● **OBJECTIVE**:
Show each line that has the string "page" in it.

# # # #

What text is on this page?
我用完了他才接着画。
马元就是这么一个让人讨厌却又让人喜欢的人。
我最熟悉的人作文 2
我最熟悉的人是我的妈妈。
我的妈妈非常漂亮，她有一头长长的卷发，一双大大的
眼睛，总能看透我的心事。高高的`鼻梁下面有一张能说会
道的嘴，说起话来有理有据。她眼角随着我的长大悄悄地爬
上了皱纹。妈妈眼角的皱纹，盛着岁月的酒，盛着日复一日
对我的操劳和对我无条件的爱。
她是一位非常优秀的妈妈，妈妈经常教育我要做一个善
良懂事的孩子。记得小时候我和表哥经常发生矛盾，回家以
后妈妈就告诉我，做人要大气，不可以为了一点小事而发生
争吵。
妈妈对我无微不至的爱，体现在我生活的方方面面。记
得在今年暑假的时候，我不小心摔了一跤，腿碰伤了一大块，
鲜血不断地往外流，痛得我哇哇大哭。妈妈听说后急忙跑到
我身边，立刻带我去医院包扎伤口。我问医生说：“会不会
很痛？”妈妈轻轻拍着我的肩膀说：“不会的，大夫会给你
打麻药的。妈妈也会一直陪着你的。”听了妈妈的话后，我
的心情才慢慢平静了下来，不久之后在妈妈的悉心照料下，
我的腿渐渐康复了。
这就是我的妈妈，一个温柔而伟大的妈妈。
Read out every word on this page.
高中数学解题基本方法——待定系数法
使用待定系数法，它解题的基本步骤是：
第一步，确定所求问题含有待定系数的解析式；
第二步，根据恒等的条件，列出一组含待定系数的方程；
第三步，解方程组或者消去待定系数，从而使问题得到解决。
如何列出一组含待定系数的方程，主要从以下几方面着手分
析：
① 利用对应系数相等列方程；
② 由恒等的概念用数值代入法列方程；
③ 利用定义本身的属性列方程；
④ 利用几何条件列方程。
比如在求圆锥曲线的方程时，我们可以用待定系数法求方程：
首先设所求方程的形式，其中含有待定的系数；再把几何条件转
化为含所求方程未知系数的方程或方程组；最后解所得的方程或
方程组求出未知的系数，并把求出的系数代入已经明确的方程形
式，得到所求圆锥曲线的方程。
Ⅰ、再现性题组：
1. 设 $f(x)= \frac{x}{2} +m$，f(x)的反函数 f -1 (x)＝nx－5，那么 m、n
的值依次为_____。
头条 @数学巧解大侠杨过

# # # #

● **TASK RESPONSE**:
What text is on this page?
Read out every word on this page.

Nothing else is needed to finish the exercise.